Given task. Copy every line of the records below where the word "ชำนาญการด" occurs.

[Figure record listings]
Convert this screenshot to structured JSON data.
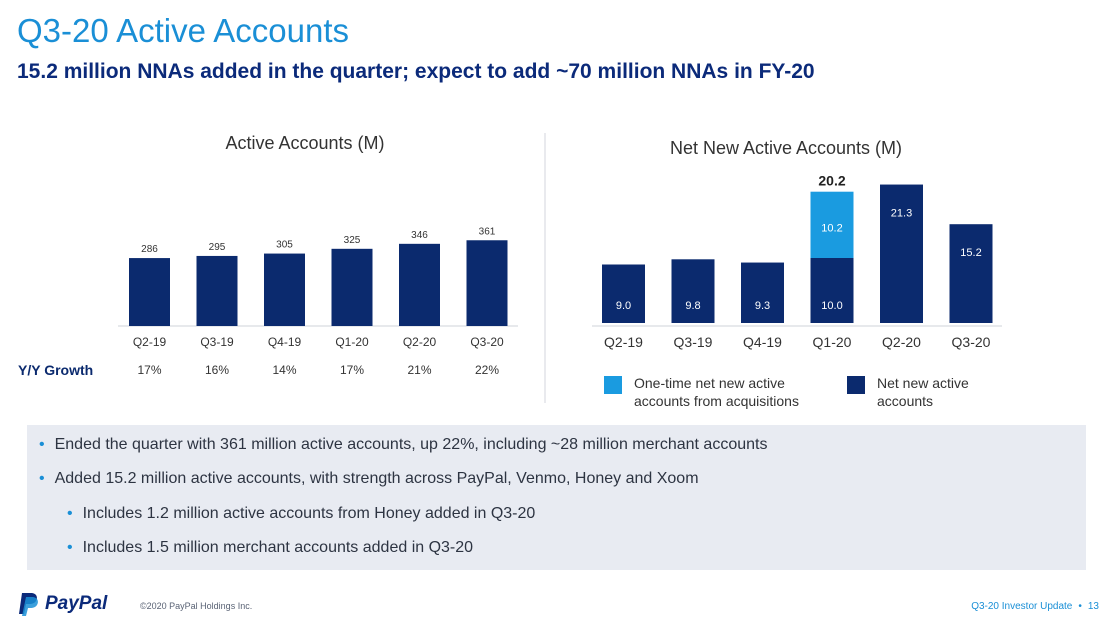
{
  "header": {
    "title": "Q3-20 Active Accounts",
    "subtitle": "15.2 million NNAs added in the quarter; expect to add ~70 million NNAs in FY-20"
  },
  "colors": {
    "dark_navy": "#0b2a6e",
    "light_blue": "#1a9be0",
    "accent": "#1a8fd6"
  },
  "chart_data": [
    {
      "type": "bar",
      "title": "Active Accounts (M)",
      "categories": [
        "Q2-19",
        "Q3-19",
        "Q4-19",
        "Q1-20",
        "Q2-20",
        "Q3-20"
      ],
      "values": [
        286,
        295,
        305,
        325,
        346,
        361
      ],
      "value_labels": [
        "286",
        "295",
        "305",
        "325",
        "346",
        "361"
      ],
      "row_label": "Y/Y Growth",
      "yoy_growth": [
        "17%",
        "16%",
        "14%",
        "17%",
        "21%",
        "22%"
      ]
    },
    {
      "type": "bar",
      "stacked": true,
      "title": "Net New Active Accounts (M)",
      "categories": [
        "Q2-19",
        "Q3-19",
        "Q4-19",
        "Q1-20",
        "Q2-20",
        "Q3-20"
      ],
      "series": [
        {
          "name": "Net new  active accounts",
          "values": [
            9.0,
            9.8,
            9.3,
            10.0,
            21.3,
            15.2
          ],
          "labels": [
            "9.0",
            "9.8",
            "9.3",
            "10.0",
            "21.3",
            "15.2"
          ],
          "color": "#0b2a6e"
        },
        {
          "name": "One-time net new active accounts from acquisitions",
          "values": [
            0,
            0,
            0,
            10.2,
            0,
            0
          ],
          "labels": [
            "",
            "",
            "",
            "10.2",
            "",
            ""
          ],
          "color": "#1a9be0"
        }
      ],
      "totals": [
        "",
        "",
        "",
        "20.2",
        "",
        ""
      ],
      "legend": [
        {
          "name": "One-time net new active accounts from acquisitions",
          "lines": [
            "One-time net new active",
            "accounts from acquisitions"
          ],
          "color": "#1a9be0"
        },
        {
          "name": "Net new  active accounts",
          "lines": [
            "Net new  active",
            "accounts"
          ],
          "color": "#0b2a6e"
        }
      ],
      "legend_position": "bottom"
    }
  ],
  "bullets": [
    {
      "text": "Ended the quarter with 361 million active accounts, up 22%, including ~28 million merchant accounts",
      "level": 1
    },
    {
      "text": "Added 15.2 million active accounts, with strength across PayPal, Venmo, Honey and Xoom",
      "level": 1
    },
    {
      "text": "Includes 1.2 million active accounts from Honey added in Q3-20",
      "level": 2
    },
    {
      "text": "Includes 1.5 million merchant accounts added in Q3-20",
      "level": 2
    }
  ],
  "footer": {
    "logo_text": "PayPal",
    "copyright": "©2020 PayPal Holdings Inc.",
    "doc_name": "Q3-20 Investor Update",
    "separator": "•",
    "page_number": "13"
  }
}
...
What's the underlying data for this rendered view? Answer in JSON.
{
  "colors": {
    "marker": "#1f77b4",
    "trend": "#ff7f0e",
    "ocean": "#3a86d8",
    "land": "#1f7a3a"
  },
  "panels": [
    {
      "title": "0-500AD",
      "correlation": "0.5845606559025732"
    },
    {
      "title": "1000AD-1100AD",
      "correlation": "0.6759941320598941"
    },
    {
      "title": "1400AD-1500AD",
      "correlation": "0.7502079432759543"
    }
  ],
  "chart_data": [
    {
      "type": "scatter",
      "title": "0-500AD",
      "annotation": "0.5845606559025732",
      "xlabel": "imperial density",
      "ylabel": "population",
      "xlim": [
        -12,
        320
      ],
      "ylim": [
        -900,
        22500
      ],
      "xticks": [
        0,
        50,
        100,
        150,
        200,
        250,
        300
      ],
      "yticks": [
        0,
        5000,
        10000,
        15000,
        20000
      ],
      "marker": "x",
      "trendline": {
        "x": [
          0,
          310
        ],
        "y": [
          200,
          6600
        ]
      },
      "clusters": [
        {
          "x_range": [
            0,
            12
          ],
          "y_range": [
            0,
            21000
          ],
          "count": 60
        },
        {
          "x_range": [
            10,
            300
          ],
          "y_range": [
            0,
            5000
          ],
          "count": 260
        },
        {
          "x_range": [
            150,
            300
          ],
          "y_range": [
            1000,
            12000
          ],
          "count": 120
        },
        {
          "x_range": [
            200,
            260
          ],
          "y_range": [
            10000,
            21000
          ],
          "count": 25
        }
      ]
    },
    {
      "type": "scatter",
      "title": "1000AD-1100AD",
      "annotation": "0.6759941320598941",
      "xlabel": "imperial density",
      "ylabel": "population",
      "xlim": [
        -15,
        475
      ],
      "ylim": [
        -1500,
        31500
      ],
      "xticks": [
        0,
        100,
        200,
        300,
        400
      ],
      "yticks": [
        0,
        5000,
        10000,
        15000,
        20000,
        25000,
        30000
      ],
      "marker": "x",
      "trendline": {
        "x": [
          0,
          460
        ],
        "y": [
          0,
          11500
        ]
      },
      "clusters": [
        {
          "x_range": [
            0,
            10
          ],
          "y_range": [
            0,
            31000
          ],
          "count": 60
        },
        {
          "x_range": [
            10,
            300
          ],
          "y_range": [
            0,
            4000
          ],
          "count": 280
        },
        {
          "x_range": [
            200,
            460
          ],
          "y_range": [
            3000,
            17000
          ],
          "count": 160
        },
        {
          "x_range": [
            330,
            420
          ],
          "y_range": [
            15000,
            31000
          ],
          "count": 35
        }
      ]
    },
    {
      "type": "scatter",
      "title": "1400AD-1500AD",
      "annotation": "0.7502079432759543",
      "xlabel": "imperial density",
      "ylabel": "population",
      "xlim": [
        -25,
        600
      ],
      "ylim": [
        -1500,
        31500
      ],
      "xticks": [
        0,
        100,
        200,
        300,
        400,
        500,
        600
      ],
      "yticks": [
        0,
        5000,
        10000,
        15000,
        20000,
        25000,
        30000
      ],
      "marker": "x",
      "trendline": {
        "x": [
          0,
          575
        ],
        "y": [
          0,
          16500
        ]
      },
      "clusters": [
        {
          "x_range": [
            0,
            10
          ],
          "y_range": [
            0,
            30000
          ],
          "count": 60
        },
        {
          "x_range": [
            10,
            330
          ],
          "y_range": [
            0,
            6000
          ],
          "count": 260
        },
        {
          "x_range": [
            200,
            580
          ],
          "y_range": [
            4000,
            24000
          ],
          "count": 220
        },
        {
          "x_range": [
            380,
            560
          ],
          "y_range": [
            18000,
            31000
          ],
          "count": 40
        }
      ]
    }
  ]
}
* * *
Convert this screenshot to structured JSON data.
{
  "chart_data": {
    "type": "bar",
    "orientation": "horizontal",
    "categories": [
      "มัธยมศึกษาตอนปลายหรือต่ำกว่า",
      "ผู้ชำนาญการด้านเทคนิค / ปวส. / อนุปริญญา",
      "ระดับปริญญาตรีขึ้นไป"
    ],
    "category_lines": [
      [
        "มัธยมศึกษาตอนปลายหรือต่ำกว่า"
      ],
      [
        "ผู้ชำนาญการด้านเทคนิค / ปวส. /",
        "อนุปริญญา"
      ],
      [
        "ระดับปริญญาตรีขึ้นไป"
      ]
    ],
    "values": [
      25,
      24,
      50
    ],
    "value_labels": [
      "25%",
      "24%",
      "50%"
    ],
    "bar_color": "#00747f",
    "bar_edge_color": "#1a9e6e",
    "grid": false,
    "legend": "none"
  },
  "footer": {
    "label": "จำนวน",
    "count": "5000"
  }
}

Correct result.
      "ผู้ชำนาญการด้านเทคนิค / ปวส. / อนุปริญญา",
        "ผู้ชำนาญการด้านเทคนิค / ปวส. /",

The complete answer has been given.